__Problem__: For this exercise, repeat all of the material verbatim apart from its images.

__Provided entries__:
/---

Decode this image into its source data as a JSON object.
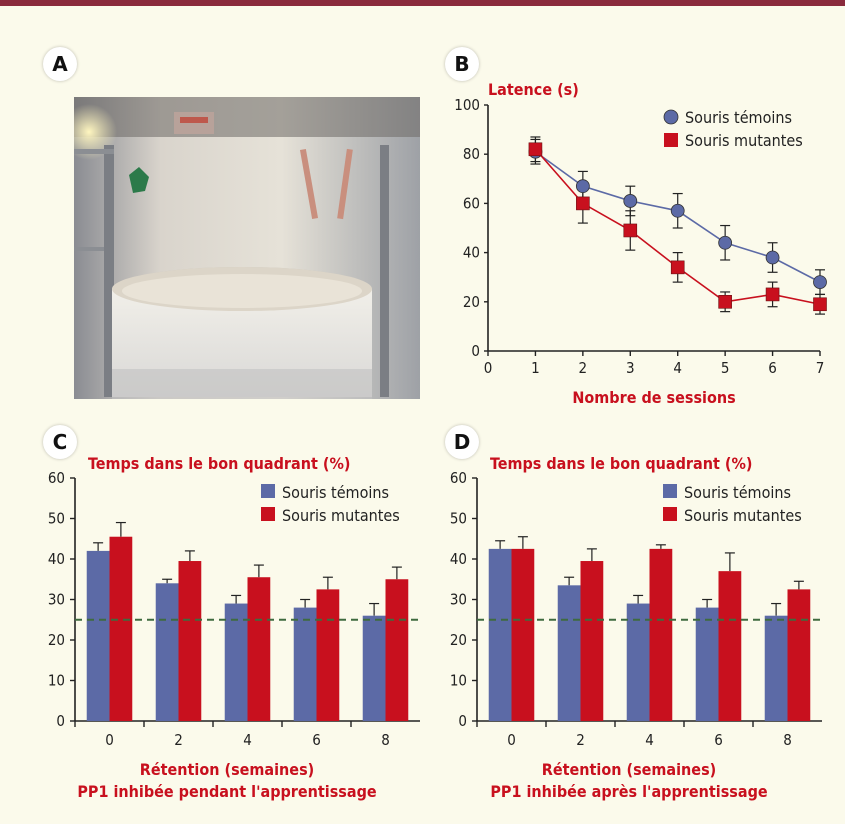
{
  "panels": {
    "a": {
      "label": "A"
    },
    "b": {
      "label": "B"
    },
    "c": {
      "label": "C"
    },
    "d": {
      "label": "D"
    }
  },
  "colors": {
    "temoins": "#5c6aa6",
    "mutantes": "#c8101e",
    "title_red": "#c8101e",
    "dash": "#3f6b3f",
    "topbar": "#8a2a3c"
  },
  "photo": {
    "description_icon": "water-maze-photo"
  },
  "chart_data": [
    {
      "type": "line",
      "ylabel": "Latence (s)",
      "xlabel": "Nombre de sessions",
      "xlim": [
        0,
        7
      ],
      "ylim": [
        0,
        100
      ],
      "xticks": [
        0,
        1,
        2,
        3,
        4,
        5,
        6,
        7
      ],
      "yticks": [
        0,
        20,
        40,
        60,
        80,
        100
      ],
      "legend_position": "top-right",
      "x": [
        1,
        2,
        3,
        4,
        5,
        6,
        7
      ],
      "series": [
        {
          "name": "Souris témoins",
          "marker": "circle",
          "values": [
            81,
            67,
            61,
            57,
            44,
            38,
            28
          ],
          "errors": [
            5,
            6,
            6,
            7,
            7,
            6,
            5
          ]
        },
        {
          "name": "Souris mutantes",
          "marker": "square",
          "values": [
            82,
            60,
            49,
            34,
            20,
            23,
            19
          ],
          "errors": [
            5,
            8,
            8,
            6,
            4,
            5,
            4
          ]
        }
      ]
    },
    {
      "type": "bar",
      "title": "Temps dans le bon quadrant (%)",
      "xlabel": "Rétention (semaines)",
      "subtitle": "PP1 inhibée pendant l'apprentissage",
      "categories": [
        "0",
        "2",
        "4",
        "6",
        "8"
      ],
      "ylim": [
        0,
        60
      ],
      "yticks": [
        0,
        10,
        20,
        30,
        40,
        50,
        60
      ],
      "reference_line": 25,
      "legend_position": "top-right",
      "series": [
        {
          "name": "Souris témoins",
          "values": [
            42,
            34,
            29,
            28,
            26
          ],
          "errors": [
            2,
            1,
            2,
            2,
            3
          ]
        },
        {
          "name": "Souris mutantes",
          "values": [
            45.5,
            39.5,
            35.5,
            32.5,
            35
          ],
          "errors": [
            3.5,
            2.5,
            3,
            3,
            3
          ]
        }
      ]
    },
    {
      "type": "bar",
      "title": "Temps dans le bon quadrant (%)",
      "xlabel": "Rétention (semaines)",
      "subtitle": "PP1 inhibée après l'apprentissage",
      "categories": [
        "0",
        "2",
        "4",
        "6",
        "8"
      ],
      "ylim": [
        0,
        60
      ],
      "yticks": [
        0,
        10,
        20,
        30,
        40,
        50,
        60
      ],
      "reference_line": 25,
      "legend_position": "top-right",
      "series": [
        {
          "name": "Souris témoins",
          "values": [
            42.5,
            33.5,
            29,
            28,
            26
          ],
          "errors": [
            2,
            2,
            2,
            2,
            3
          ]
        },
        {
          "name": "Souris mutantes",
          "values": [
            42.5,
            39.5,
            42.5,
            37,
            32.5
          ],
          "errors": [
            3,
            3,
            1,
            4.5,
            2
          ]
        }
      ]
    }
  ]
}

\---

__The answer__:
Decode this image into its source data as a JSON object.
{
  "panels": {
    "a": {
      "label": "A"
    },
    "b": {
      "label": "B"
    },
    "c": {
      "label": "C"
    },
    "d": {
      "label": "D"
    }
  },
  "colors": {
    "temoins": "#5c6aa6",
    "mutantes": "#c8101e",
    "title_red": "#c8101e",
    "dash": "#3f6b3f",
    "topbar": "#8a2a3c"
  },
  "photo": {
    "description_icon": "water-maze-photo"
  },
  "chart_data": [
    {
      "type": "line",
      "ylabel": "Latence (s)",
      "xlabel": "Nombre de sessions",
      "xlim": [
        0,
        7
      ],
      "ylim": [
        0,
        100
      ],
      "xticks": [
        0,
        1,
        2,
        3,
        4,
        5,
        6,
        7
      ],
      "yticks": [
        0,
        20,
        40,
        60,
        80,
        100
      ],
      "legend_position": "top-right",
      "x": [
        1,
        2,
        3,
        4,
        5,
        6,
        7
      ],
      "series": [
        {
          "name": "Souris témoins",
          "marker": "circle",
          "values": [
            81,
            67,
            61,
            57,
            44,
            38,
            28
          ],
          "errors": [
            5,
            6,
            6,
            7,
            7,
            6,
            5
          ]
        },
        {
          "name": "Souris mutantes",
          "marker": "square",
          "values": [
            82,
            60,
            49,
            34,
            20,
            23,
            19
          ],
          "errors": [
            5,
            8,
            8,
            6,
            4,
            5,
            4
          ]
        }
      ]
    },
    {
      "type": "bar",
      "title": "Temps dans le bon quadrant (%)",
      "xlabel": "Rétention (semaines)",
      "subtitle": "PP1 inhibée pendant l'apprentissage",
      "categories": [
        "0",
        "2",
        "4",
        "6",
        "8"
      ],
      "ylim": [
        0,
        60
      ],
      "yticks": [
        0,
        10,
        20,
        30,
        40,
        50,
        60
      ],
      "reference_line": 25,
      "legend_position": "top-right",
      "series": [
        {
          "name": "Souris témoins",
          "values": [
            42,
            34,
            29,
            28,
            26
          ],
          "errors": [
            2,
            1,
            2,
            2,
            3
          ]
        },
        {
          "name": "Souris mutantes",
          "values": [
            45.5,
            39.5,
            35.5,
            32.5,
            35
          ],
          "errors": [
            3.5,
            2.5,
            3,
            3,
            3
          ]
        }
      ]
    },
    {
      "type": "bar",
      "title": "Temps dans le bon quadrant (%)",
      "xlabel": "Rétention (semaines)",
      "subtitle": "PP1 inhibée après l'apprentissage",
      "categories": [
        "0",
        "2",
        "4",
        "6",
        "8"
      ],
      "ylim": [
        0,
        60
      ],
      "yticks": [
        0,
        10,
        20,
        30,
        40,
        50,
        60
      ],
      "reference_line": 25,
      "legend_position": "top-right",
      "series": [
        {
          "name": "Souris témoins",
          "values": [
            42.5,
            33.5,
            29,
            28,
            26
          ],
          "errors": [
            2,
            2,
            2,
            2,
            3
          ]
        },
        {
          "name": "Souris mutantes",
          "values": [
            42.5,
            39.5,
            42.5,
            37,
            32.5
          ],
          "errors": [
            3,
            3,
            1,
            4.5,
            2
          ]
        }
      ]
    }
  ]
}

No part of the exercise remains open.